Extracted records
•••

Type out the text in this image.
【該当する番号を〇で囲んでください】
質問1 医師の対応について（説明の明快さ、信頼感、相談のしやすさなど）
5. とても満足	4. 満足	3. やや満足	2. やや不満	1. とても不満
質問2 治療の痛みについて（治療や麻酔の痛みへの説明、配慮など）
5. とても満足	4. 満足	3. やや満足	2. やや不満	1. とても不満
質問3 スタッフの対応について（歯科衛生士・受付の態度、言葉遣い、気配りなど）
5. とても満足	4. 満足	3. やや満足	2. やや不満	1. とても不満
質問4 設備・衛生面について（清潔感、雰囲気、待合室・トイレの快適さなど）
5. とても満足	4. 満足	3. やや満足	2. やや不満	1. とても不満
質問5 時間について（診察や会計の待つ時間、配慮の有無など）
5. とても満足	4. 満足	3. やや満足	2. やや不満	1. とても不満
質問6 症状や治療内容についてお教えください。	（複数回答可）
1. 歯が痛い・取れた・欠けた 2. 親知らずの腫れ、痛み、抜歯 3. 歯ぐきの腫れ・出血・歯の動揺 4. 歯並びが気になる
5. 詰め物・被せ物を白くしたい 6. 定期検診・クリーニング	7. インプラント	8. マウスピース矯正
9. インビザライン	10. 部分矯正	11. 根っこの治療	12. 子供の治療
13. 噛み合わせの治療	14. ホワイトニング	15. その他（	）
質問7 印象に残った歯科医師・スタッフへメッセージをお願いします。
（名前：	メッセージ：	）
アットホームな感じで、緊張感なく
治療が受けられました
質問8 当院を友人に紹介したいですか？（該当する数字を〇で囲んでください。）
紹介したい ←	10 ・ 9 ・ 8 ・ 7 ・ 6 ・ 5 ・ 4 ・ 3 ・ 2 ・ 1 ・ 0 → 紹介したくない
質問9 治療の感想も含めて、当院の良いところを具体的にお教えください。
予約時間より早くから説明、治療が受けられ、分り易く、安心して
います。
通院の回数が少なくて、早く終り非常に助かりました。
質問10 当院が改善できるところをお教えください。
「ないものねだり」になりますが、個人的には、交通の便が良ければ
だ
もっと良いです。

•••

- OBJECTIVE: In full and verbatim, repeat the records given above.

- RESULT OF THIS TASK:
Type out the text in this image.
【該当する番号を〇で囲んでください】
質問1 医師の対応について（説明の明快さ、信頼感、相談のしやすさなど）
5. とても満足	4. 満足	3. やや満足	2. やや不満	1. とても不満
質問2 治療の痛みについて（治療や麻酔の痛みへの説明、配慮など）
5. とても満足	4. 満足	3. やや満足	2. やや不満	1. とても不満
質問3 スタッフの対応について（歯科衛生士・受付の態度、言葉遣い、気配りなど）
5. とても満足	4. 満足	3. やや満足	2. やや不満	1. とても不満
質問4 設備・衛生面について（清潔感、雰囲気、待合室・トイレの快適さなど）
5. とても満足	4. 満足	3. やや満足	2. やや不満	1. とても不満
質問5 時間について（診察や会計の待つ時間、配慮の有無など）
5. とても満足	4. 満足	3. やや満足	2. やや不満	1. とても不満
質問6 症状や治療内容についてお教えください。	（複数回答可）
1. 歯が痛い・取れた・欠けた 2. 親知らずの腫れ、痛み、抜歯 3. 歯ぐきの腫れ・出血・歯の動揺 4. 歯並びが気になる
5. 詰め物・被せ物を白くしたい 6. 定期検診・クリーニング	7. インプラント	8. マウスピース矯正
9. インビザライン	10. 部分矯正	11. 根っこの治療	12. 子供の治療
13. 噛み合わせの治療	14. ホワイトニング	15. その他（	）
質問7 印象に残った歯科医師・スタッフへメッセージをお願いします。
（名前：	メッセージ：	）
アットホームな感じで、緊張感なく
治療が受けられました
質問8 当院を友人に紹介したいですか？（該当する数字を〇で囲んでください。）
紹介したい ←	10 ・ 9 ・ 8 ・ 7 ・ 6 ・ 5 ・ 4 ・ 3 ・ 2 ・ 1 ・ 0 → 紹介したくない
質問9 治療の感想も含めて、当院の良いところを具体的にお教えください。
予約時間より早くから説明、治療が受けられ、分り易く、安心して
います。
通院の回数が少なくて、早く終り非常に助かりました。
質問10 当院が改善できるところをお教えください。
「ないものねだり」になりますが、個人的には、交通の便が良ければ
だ
もっと良いです。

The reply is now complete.